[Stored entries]
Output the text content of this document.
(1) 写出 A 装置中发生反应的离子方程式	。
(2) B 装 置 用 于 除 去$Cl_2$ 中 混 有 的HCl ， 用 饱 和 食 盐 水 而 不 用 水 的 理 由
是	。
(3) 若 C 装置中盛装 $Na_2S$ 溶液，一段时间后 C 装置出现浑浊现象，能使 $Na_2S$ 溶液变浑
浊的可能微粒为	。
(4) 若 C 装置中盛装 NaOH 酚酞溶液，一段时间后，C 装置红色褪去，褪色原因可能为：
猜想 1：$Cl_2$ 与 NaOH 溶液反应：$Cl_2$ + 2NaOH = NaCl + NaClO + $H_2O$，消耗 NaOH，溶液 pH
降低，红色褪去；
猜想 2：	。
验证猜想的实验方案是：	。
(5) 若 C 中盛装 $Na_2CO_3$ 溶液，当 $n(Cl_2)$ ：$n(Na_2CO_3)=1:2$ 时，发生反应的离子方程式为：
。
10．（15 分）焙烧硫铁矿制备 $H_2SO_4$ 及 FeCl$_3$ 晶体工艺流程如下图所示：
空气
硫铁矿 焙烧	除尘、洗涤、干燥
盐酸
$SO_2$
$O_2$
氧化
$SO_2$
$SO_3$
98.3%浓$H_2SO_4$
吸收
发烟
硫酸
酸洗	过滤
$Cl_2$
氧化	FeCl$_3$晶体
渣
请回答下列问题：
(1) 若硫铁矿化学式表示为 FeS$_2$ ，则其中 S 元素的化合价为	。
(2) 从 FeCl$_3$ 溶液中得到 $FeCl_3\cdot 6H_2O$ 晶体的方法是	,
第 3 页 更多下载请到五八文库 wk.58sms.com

■ Exercise task
Reproduce every line of the data verbatim.

■ The answer
Output the text content of this document.
(1) 写出 A 装置中发生反应的离子方程式	。
(2) B 装 置 用 于 除 去$Cl_2$ 中 混 有 的HCl ， 用 饱 和 食 盐 水 而 不 用 水 的 理 由
是	。
(3) 若 C 装置中盛装 $Na_2S$ 溶液，一段时间后 C 装置出现浑浊现象，能使 $Na_2S$ 溶液变浑
浊的可能微粒为	。
(4) 若 C 装置中盛装 NaOH 酚酞溶液，一段时间后，C 装置红色褪去，褪色原因可能为：
猜想 1：$Cl_2$ 与 NaOH 溶液反应：$Cl_2$ + 2NaOH = NaCl + NaClO + $H_2O$，消耗 NaOH，溶液 pH
降低，红色褪去；
猜想 2：	。
验证猜想的实验方案是：	。
(5) 若 C 中盛装 $Na_2CO_3$ 溶液，当 $n(Cl_2)$ ：$n(Na_2CO_3)=1:2$ 时，发生反应的离子方程式为：
。
10．（15 分）焙烧硫铁矿制备 $H_2SO_4$ 及 FeCl$_3$ 晶体工艺流程如下图所示：
空气
硫铁矿 焙烧	除尘、洗涤、干燥
盐酸
$SO_2$
$O_2$
氧化
$SO_2$
$SO_3$
98.3%浓$H_2SO_4$
吸收
发烟
硫酸
酸洗	过滤
$Cl_2$
氧化	FeCl$_3$晶体
渣
请回答下列问题：
(1) 若硫铁矿化学式表示为 FeS$_2$ ，则其中 S 元素的化合价为	。
(2) 从 FeCl$_3$ 溶液中得到 $FeCl_3\cdot 6H_2O$ 晶体的方法是	,
第 3 页 更多下载请到五八文库 wk.58sms.com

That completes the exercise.